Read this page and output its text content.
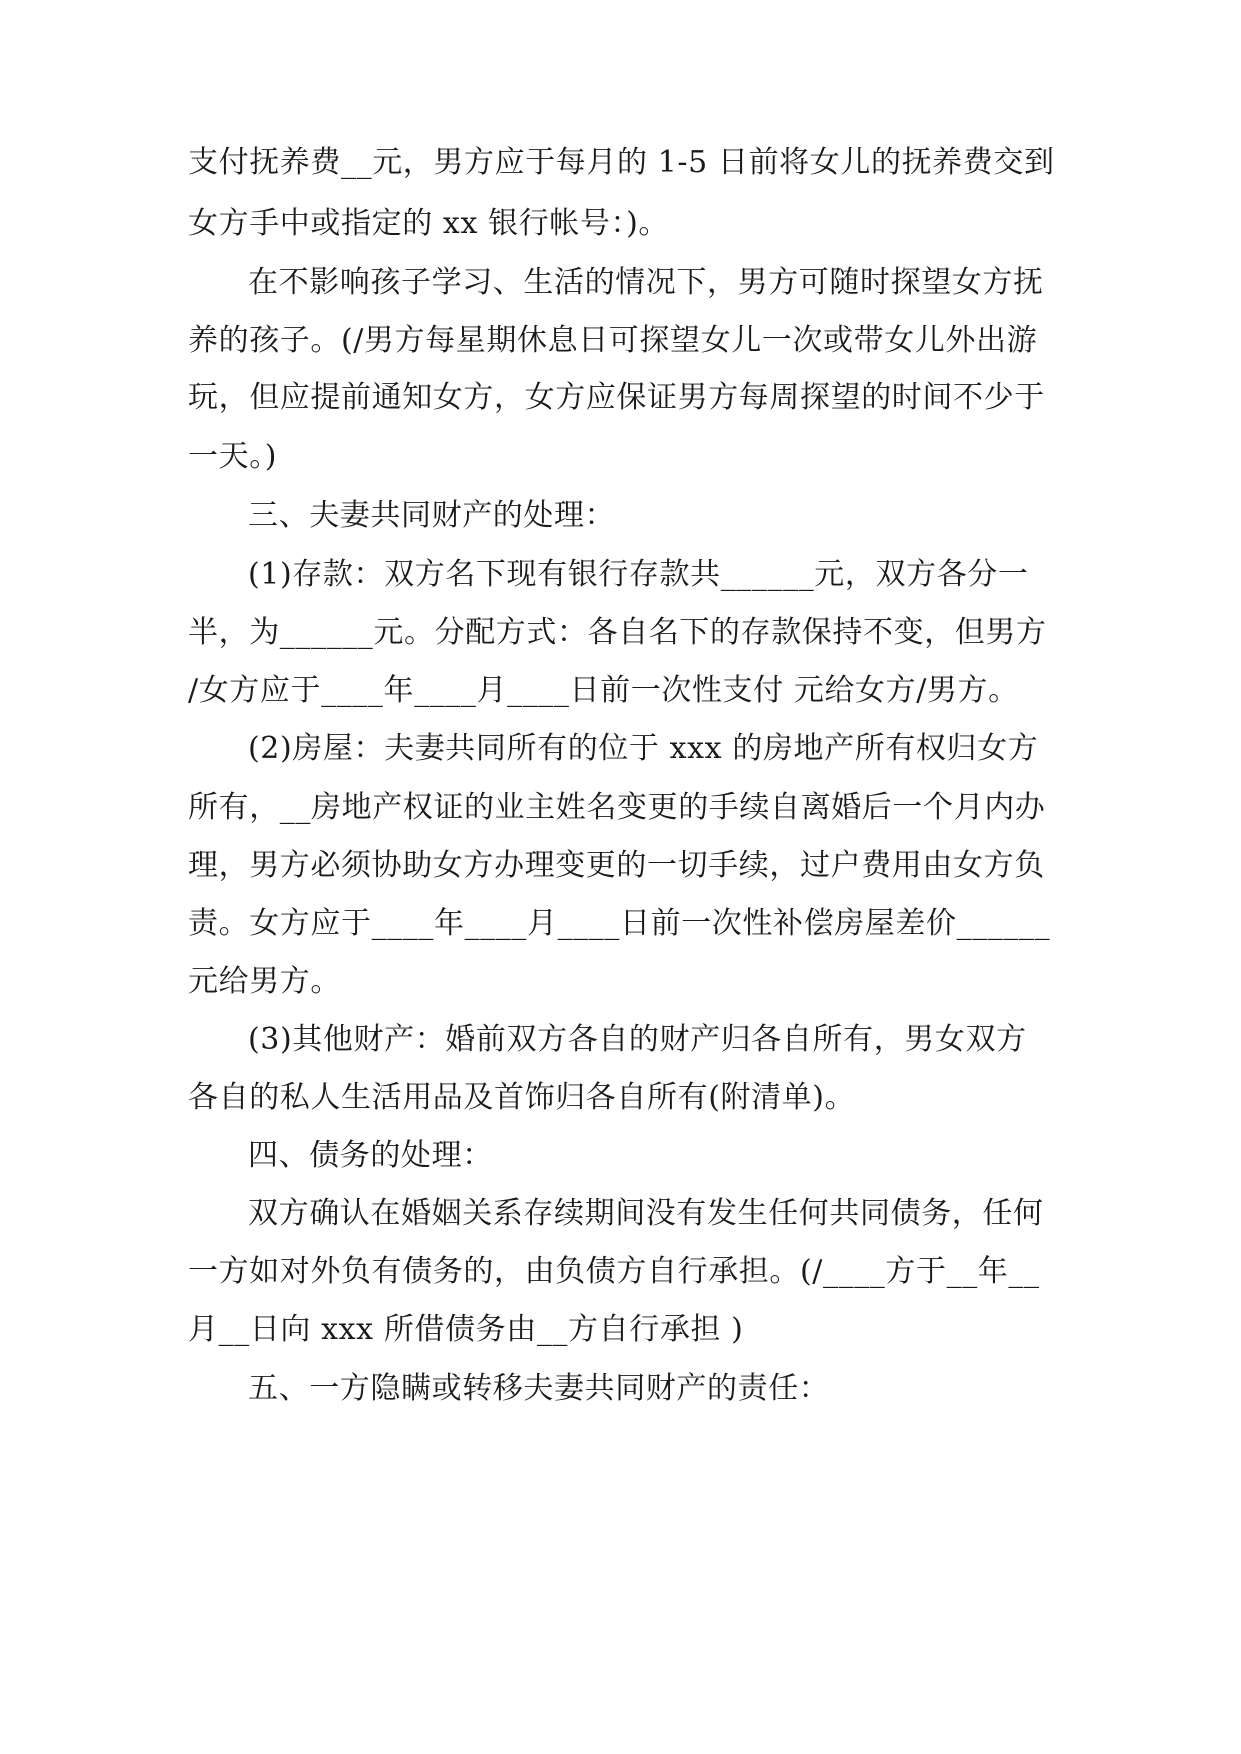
支付抚养费__元，男方应于每月的 1-5 日前将女儿的抚养费交到
女方手中或指定的 xx 银行帐号：)。
在不影响孩子学习、生活的情况下，男方可随时探望女方抚
养的孩子。(/男方每星期休息日可探望女儿一次或带女儿外出游
玩，但应提前通知女方，女方应保证男方每周探望的时间不少于
一天。)
三、夫妻共同财产的处理：
(1)存款：双方名下现有银行存款共______元，双方各分一
半，为______元。分配方式：各自名下的存款保持不变，但男方
/女方应于____年____月____日前一次性支付 元给女方/男方。
(2)房屋：夫妻共同所有的位于 xxx 的房地产所有权归女方
所有，__房地产权证的业主姓名变更的手续自离婚后一个月内办
理，男方必须协助女方办理变更的一切手续，过户费用由女方负
责。女方应于____年____月____日前一次性补偿房屋差价______
元给男方。
(3)其他财产：婚前双方各自的财产归各自所有，男女双方
各自的私人生活用品及首饰归各自所有(附清单)。
四、债务的处理：
双方确认在婚姻关系存续期间没有发生任何共同债务，任何
一方如对外负有债务的，由负债方自行承担。(/____方于__年__
月__日向 xxx 所借债务由__方自行承担 )
五、一方隐瞒或转移夫妻共同财产的责任：
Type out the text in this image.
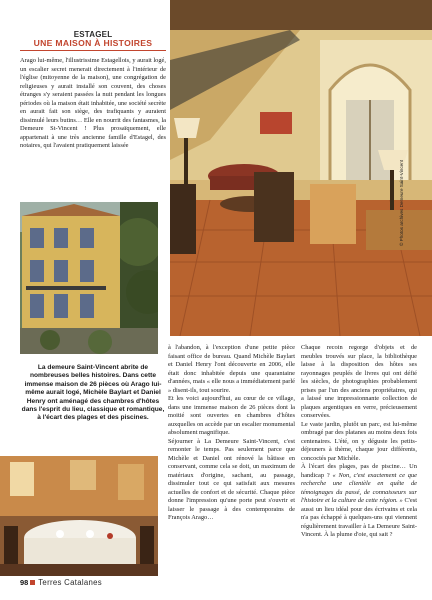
ESTAGEL
UNE MAISON À HISTOIRES

Arago lui-même, l'illustrissime Estagellois, y aurait logé, un escalier secret menerait directement à l'intérieur de l'église (mitoyenne de la maison), une congrégation de religieuses y aurait installé son couvent, des choses étranges s'y seraient passées la nuit pendant les longues périodes où la maison était inhabitée, une société secrète en aurait fait son siège, des trafiquants y auraient dissimulé leurs butins… Elle en nourrit des fantasmes, la Demeure St-Vincent ! Plus prosaïquement, elle appartenait à une très ancienne famille d'Estagel, des notaires, qui l'avaient pratiquement laissée

La demeure Saint-Vincent abrite de nombreuses belles histoires. Dans cette immense maison de 26 pièces où Arago lui-même aurait logé, Michèle Baylart et Daniel Henry ont aménagé des chambres d'hôtes dans l'esprit du lieu, classique et romantique, à l'écart des plages et des piscines.

© Photos archives Demeure Saint-Vincent

à l'abandon, à l'exception d'une petite pièce faisant office de bureau. Quand Michèle Baylart et Daniel Henry l'ont découverte en 2006, elle était donc inhabitée depuis une quarantaine d'années, mais « elle nous a immédiatement parlé » disent-ils, tout sourire.

Et les voici aujourd'hui, au cœur de ce village, dans une immense maison de 26 pièces dont la moitié sont ouvertes en chambres d'hôtes auxquelles on accède par un escalier monumental absolument magnifique.

Séjourner à La Demeure Saint-Vincent, c'est remonter le temps. Pas seulement parce que Michèle et Daniel ont rénové la bâtisse en conservant, comme cela se doit, un maximum de matériaux d'origine, sachant, au passage, dissimuler tout ce qui satisfait aux mesures actuelles de confort et de sécurité. Chaque pièce donne l'impression qu'une porte peut s'ouvrir et laisser le passage à des contemporains de François Arago…

Chaque recoin regorge d'objets et de meubles trouvés sur place, la bibliothèque laisse à la disposition des hôtes ses rayonnages peuplés de livres qui ont défié les siècles, de photographies probablement prises par l'un des anciens propriétaires, qui a laissé une impressionnante collection de plaques argentiques en verre, précieusement conservées.

Le vaste jardin, plutôt un parc, est lui-même ombragé par des platanes au moins deux fois centenaires. L'été, on y déguste les petits-déjeuners à thème, chaque jour différents, concoctés par Michèle.

À l'écart des plages, pas de piscine… Un handicap ? « Non, c'est exactement ce que recherche une clientèle en quête de témoignages du passé, de connaisseurs sur l'histoire et la culture de cette région. » C'est aussi un lieu idéal pour des écrivains et cela n'a pas échappé à quelques-uns qui viennent régulièrement travailler à La Demeure Saint-Vincent. À la plume d'oie, qui sait ?

98 Terres Catalanes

● ● ●

What the task asks: Write out again every line above exactly as given; the pictures do not belong in the copy.

Written response:
Read this page and output its text content.
支付抚养费__元，男方应于每月的 1-5 日前将女儿的抚养费交到
女方手中或指定的 xx 银行帐号：)。
在不影响孩子学习、生活的情况下，男方可随时探望女方抚
养的孩子。(/男方每星期休息日可探望女儿一次或带女儿外出游
玩，但应提前通知女方，女方应保证男方每周探望的时间不少于
一天。)
三、夫妻共同财产的处理：
(1)存款：双方名下现有银行存款共______元，双方各分一
半，为______元。分配方式：各自名下的存款保持不变，但男方
/女方应于____年____月____日前一次性支付 元给女方/男方。
(2)房屋：夫妻共同所有的位于 xxx 的房地产所有权归女方
所有，__房地产权证的业主姓名变更的手续自离婚后一个月内办
理，男方必须协助女方办理变更的一切手续，过户费用由女方负
责。女方应于____年____月____日前一次性补偿房屋差价______
元给男方。
(3)其他财产：婚前双方各自的财产归各自所有，男女双方
各自的私人生活用品及首饰归各自所有(附清单)。
四、债务的处理：
双方确认在婚姻关系存续期间没有发生任何共同债务，任何
一方如对外负有债务的，由负债方自行承担。(/____方于__年__
月__日向 xxx 所借债务由__方自行承担 )
五、一方隐瞒或转移夫妻共同财产的责任：
Type out the text in this image.
ESTAGEL
UNE MAISON À HISTOIRES

Arago lui-même, l'illustrissime Estagellois, y aurait logé, un escalier secret menerait directement à l'intérieur de l'église (mitoyenne de la maison), une congrégation de religieuses y aurait installé son couvent, des choses étranges s'y seraient passées la nuit pendant les longues périodes où la maison était inhabitée, une société secrète en aurait fait son siège, des trafiquants y auraient dissimulé leurs butins… Elle en nourrit des fantasmes, la Demeure St-Vincent ! Plus prosaïquement, elle appartenait à une très ancienne famille d'Estagel, des notaires, qui l'avaient pratiquement laissée

La demeure Saint-Vincent abrite de nombreuses belles histoires. Dans cette immense maison de 26 pièces où Arago lui-même aurait logé, Michèle Baylart et Daniel Henry ont aménagé des chambres d'hôtes dans l'esprit du lieu, classique et romantique, à l'écart des plages et des piscines.

© Photos archives Demeure Saint-Vincent

à l'abandon, à l'exception d'une petite pièce faisant office de bureau. Quand Michèle Baylart et Daniel Henry l'ont découverte en 2006, elle était donc inhabitée depuis une quarantaine d'années, mais « elle nous a immédiatement parlé » disent-ils, tout sourire.

Et les voici aujourd'hui, au cœur de ce village, dans une immense maison de 26 pièces dont la moitié sont ouvertes en chambres d'hôtes auxquelles on accède par un escalier monumental absolument magnifique.

Séjourner à La Demeure Saint-Vincent, c'est remonter le temps. Pas seulement parce que Michèle et Daniel ont rénové la bâtisse en conservant, comme cela se doit, un maximum de matériaux d'origine, sachant, au passage, dissimuler tout ce qui satisfait aux mesures actuelles de confort et de sécurité. Chaque pièce donne l'impression qu'une porte peut s'ouvrir et laisser le passage à des contemporains de François Arago…

Chaque recoin regorge d'objets et de meubles trouvés sur place, la bibliothèque laisse à la disposition des hôtes ses rayonnages peuplés de livres qui ont défié les siècles, de photographies probablement prises par l'un des anciens propriétaires, qui a laissé une impressionnante collection de plaques argentiques en verre, précieusement conservées.

Le vaste jardin, plutôt un parc, est lui-même ombragé par des platanes au moins deux fois centenaires. L'été, on y déguste les petits-déjeuners à thème, chaque jour différents, concoctés par Michèle.

À l'écart des plages, pas de piscine… Un handicap ? « Non, c'est exactement ce que recherche une clientèle en quête de témoignages du passé, de connaisseurs sur l'histoire et la culture de cette région. » C'est aussi un lieu idéal pour des écrivains et cela n'a pas échappé à quelques-uns qui viennent régulièrement travailler à La Demeure Saint-Vincent. À la plume d'oie, qui sait ?

98 Terres Catalanes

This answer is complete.